**WORK TO BE COMPLETED:** What is the number of lines that include the word "Enseñar"? Provide only that figure.

A block of data:
•••••

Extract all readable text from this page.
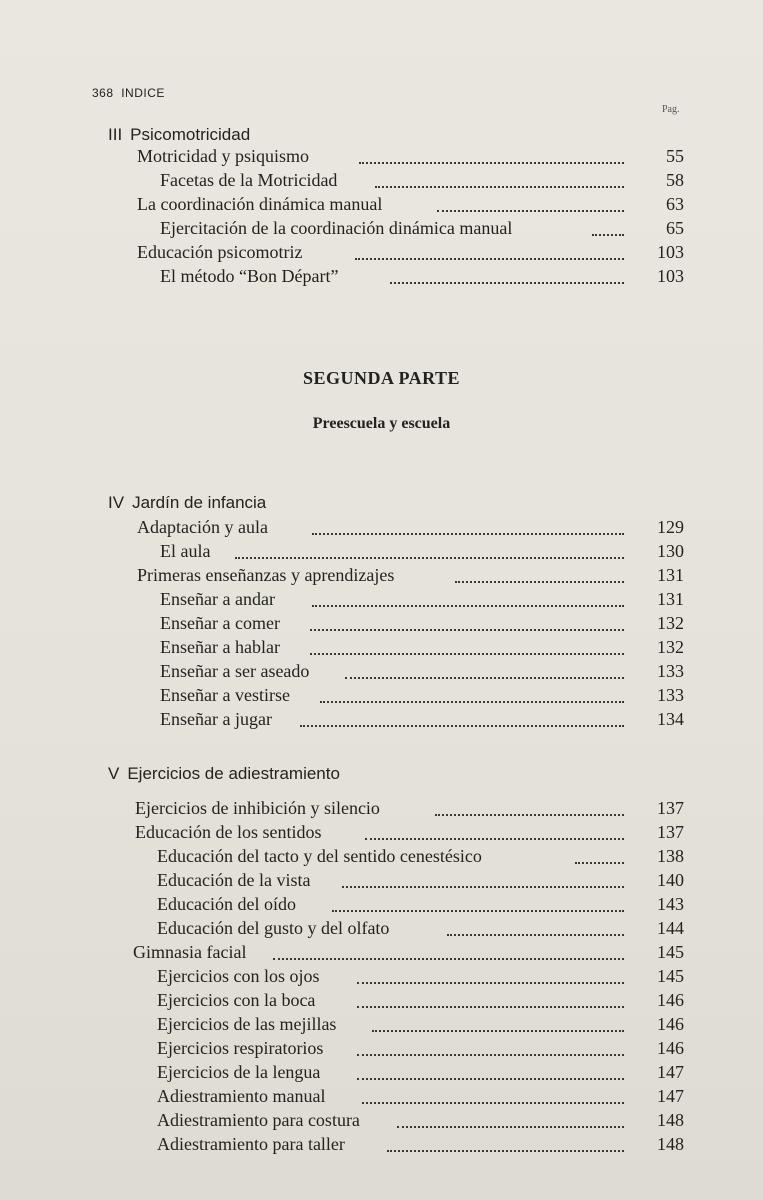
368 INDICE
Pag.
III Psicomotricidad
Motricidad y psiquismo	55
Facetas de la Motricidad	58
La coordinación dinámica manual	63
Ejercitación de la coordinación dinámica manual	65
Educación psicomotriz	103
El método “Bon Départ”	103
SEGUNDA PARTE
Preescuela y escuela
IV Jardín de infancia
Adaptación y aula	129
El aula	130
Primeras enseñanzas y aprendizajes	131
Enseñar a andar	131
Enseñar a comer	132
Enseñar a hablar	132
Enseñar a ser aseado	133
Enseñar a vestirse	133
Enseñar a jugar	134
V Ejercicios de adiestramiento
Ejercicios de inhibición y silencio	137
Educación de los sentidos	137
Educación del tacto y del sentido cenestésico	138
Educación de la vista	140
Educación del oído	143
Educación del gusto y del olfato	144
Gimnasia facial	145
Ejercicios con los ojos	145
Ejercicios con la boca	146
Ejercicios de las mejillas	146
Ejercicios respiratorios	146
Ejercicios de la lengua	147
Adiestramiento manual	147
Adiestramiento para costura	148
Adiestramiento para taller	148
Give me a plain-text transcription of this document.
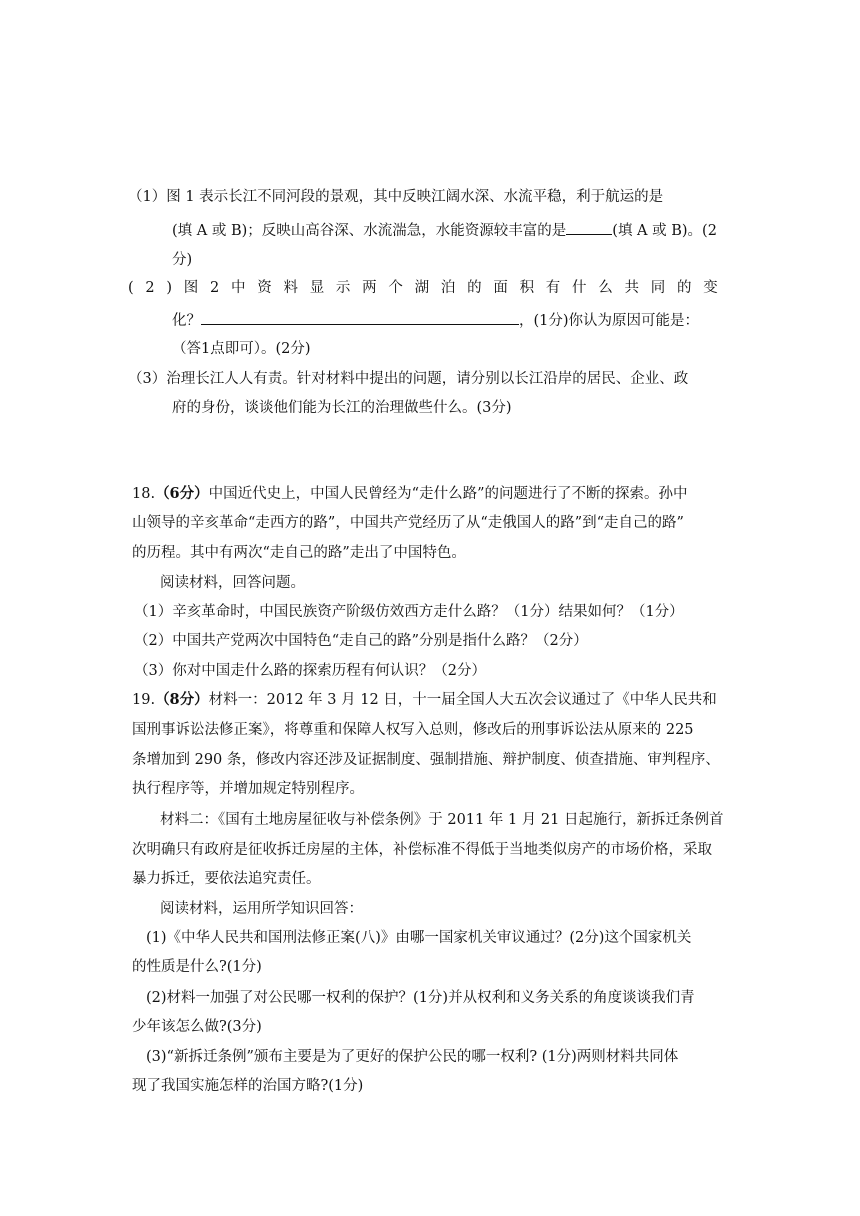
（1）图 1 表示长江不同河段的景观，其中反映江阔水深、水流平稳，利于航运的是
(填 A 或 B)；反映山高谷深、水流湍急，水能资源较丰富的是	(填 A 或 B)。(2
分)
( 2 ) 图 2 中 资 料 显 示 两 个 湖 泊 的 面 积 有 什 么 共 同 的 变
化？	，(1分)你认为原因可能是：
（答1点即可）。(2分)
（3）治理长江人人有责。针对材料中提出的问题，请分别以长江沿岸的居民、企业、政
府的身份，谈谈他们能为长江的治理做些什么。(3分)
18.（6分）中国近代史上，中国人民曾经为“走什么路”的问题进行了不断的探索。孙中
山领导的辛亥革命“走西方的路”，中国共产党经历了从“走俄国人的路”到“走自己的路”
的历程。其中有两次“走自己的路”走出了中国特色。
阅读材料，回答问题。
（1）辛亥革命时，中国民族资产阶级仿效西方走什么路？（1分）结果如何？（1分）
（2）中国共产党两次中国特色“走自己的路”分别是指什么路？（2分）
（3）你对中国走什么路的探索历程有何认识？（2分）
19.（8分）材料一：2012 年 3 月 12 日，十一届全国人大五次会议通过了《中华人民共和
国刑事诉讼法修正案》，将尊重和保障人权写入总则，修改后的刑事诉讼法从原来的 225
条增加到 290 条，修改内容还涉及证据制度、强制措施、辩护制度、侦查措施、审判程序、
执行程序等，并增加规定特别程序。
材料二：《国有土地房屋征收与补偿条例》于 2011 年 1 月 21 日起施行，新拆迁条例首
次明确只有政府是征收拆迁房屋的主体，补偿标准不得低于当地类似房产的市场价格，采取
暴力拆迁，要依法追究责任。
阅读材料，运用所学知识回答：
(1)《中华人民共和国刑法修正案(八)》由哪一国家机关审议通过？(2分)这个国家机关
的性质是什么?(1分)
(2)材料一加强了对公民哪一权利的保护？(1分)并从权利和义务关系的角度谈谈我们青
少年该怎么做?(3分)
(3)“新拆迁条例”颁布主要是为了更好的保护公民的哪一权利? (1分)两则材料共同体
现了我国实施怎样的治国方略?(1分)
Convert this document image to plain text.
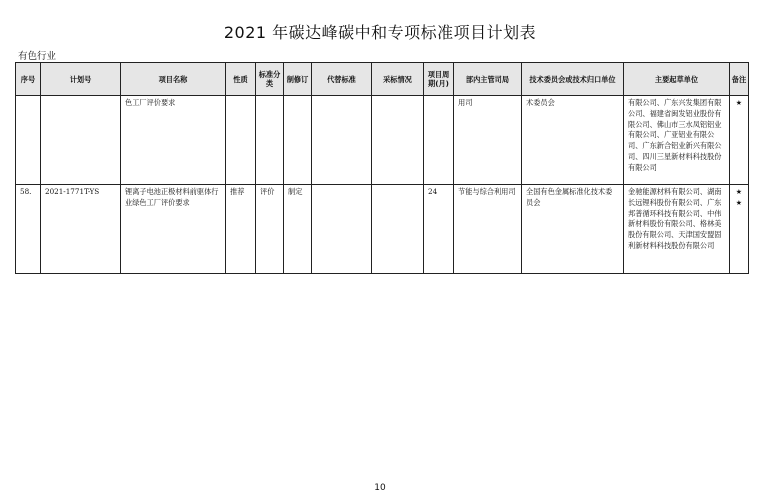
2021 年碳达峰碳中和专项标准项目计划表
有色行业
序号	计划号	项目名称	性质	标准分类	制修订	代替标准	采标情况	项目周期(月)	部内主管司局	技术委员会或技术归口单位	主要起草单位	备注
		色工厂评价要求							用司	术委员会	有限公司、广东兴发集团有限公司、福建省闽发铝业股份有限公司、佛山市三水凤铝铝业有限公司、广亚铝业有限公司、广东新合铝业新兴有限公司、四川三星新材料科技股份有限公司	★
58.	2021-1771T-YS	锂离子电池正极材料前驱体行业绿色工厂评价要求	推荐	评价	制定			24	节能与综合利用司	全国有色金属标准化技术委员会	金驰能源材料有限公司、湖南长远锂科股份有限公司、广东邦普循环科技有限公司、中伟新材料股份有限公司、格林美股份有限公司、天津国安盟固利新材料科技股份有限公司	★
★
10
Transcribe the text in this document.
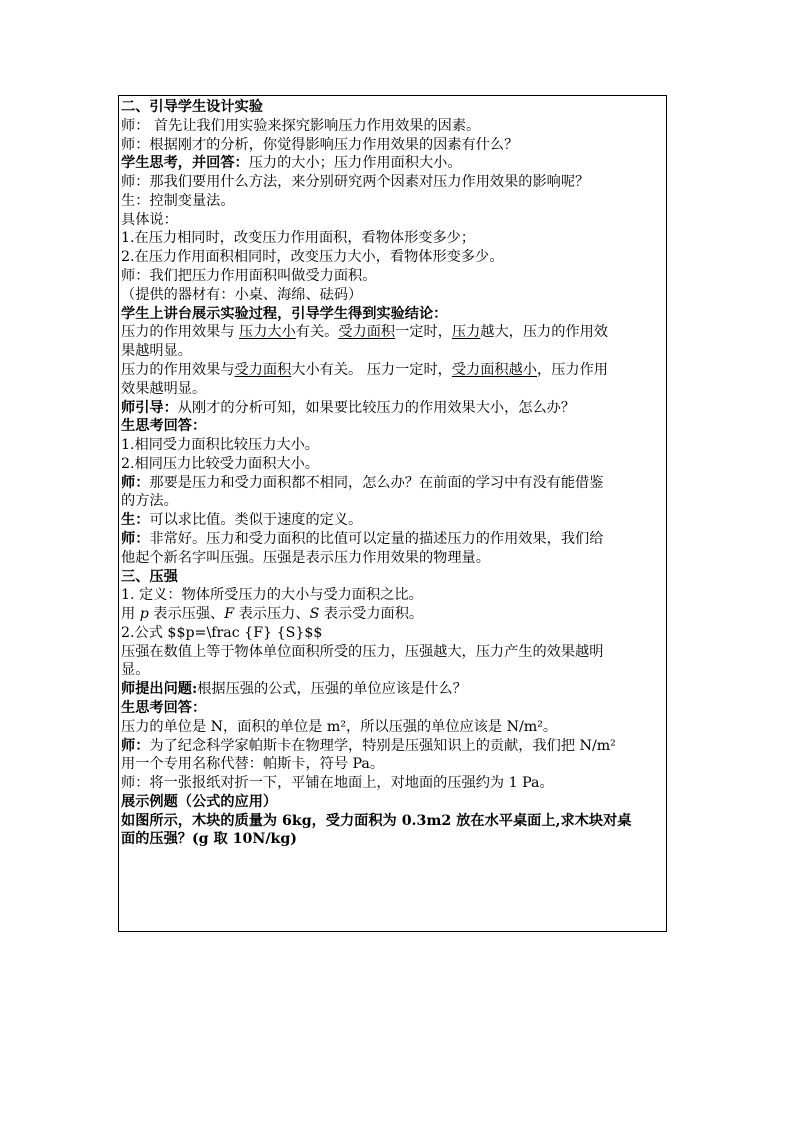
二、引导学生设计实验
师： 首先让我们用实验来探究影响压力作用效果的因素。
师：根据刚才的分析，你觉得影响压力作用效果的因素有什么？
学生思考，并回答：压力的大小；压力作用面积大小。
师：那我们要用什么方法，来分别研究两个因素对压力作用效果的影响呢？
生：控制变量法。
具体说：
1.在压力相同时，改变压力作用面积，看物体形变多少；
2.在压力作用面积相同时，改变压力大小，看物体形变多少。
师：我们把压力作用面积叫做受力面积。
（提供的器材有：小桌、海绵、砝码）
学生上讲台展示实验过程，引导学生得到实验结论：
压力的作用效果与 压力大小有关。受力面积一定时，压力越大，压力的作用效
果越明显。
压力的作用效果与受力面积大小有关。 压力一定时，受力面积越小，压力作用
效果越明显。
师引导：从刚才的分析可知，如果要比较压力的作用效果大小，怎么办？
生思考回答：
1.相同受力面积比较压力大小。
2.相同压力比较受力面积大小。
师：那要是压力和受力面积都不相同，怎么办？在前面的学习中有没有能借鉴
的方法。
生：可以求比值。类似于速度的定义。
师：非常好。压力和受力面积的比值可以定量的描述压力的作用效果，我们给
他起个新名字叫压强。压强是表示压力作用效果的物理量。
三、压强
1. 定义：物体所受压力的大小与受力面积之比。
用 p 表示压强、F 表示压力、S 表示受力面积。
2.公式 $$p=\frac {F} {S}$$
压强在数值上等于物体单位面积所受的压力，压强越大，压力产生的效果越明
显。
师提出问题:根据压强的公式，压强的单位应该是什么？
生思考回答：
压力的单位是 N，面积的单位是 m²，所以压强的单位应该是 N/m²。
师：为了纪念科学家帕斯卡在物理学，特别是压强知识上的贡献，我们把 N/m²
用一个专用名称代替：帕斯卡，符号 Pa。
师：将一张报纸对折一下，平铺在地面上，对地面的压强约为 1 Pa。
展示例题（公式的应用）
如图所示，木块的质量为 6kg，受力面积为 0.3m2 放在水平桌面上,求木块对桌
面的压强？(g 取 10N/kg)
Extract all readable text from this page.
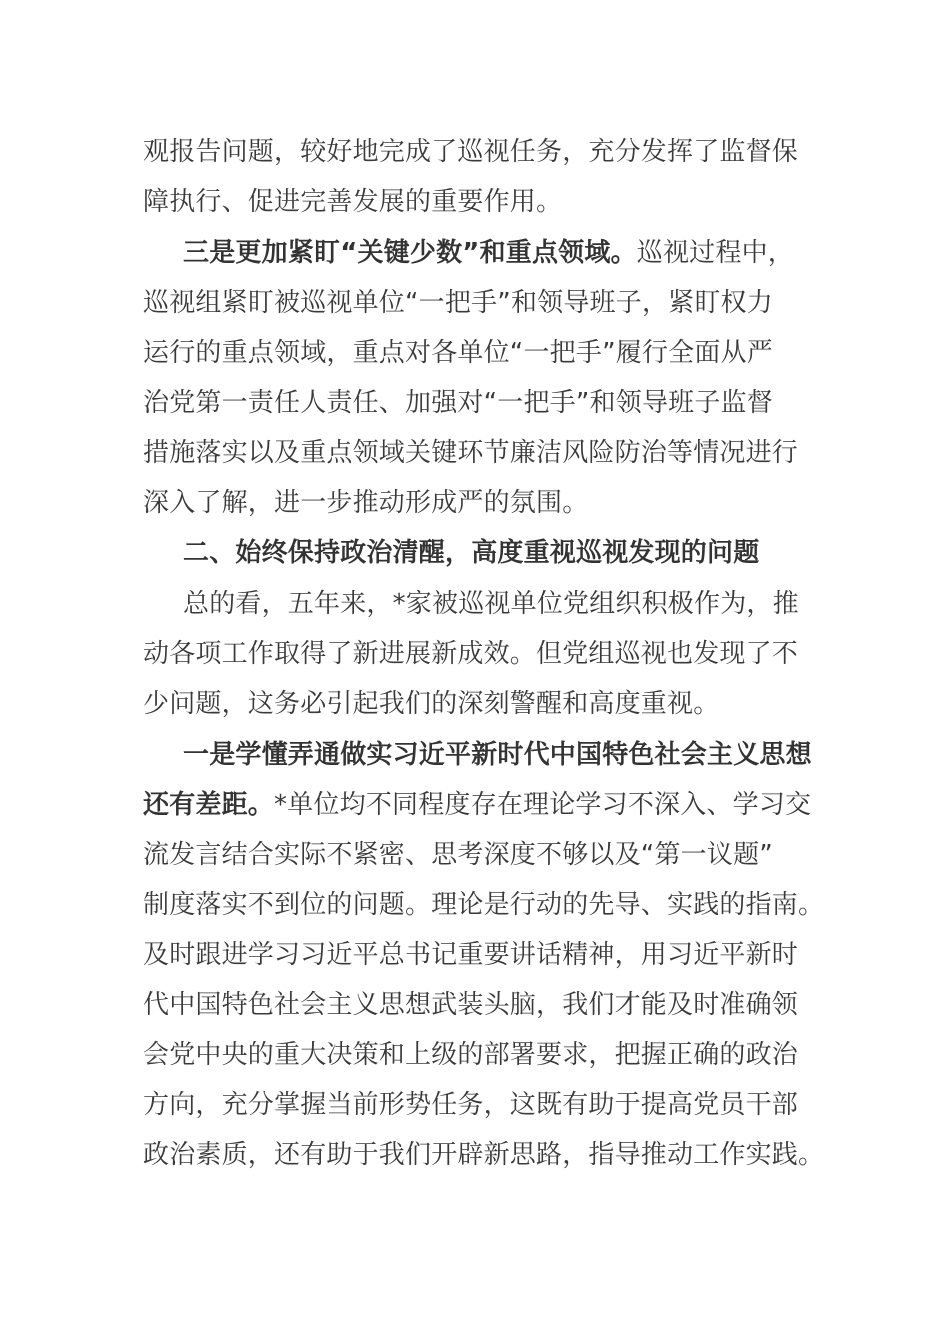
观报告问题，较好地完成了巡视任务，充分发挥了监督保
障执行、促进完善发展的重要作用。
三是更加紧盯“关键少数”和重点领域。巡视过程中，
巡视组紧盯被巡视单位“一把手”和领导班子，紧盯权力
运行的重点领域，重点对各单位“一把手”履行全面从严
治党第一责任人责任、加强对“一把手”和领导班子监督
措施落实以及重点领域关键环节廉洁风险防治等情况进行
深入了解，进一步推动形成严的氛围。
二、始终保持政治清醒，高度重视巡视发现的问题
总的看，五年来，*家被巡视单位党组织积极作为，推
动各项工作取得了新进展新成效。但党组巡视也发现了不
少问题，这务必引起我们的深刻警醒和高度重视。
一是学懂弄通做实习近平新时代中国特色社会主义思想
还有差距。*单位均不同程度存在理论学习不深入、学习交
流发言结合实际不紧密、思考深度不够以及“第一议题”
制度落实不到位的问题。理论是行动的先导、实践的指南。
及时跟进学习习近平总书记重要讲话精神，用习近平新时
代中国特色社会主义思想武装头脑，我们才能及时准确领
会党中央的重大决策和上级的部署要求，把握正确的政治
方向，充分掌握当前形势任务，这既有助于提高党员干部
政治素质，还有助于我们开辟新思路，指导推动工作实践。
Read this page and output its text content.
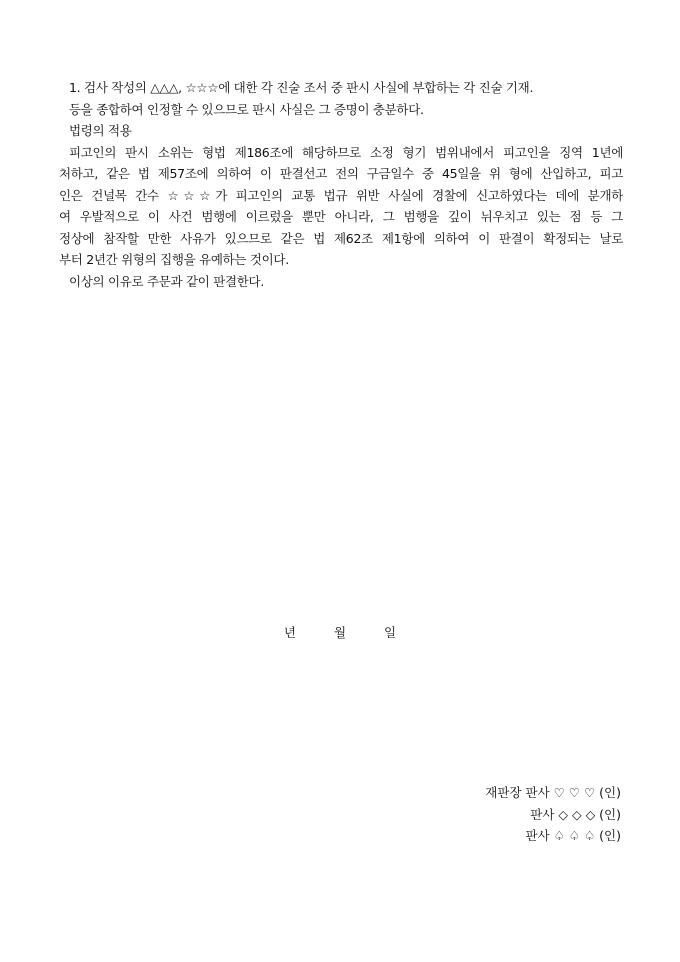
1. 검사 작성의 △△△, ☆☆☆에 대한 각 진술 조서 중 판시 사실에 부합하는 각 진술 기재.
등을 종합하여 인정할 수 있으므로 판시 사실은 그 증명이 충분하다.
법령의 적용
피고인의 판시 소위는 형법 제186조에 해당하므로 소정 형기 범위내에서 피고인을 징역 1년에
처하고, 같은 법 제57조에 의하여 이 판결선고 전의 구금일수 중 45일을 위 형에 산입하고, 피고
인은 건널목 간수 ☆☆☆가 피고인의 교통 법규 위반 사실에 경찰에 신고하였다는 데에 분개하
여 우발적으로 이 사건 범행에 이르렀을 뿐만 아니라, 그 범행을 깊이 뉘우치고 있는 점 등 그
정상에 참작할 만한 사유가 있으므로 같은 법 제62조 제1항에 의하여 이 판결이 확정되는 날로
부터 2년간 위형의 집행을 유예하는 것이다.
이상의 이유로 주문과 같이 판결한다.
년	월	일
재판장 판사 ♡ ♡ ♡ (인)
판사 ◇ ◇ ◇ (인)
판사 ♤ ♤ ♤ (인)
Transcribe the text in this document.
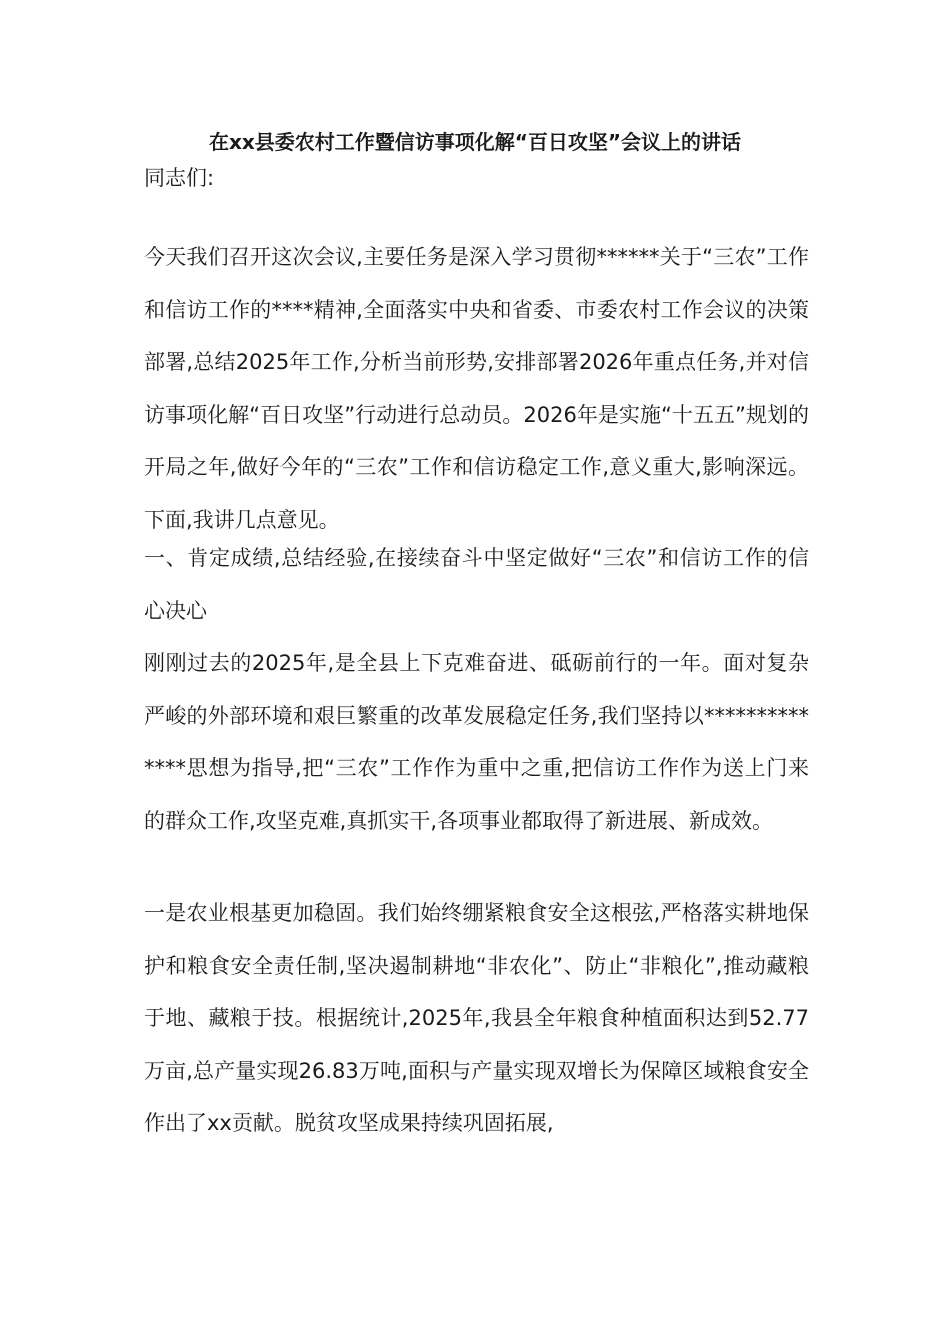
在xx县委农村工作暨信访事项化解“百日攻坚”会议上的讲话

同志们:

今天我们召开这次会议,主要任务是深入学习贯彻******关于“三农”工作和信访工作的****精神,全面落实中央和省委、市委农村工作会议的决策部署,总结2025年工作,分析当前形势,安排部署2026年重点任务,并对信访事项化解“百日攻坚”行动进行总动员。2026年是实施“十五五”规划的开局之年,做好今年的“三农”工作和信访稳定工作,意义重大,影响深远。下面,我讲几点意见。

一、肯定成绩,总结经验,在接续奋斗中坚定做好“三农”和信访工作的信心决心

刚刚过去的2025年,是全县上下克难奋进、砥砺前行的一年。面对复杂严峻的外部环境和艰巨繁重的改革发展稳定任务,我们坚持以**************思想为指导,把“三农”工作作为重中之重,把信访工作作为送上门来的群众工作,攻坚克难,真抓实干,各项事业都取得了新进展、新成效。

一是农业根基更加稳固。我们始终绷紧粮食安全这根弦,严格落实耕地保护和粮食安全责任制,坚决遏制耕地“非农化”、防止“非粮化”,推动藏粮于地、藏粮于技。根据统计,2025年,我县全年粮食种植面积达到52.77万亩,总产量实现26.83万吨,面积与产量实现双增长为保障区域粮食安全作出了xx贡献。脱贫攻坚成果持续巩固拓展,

•••••

**RESPONSE TO THIS TASK:** 6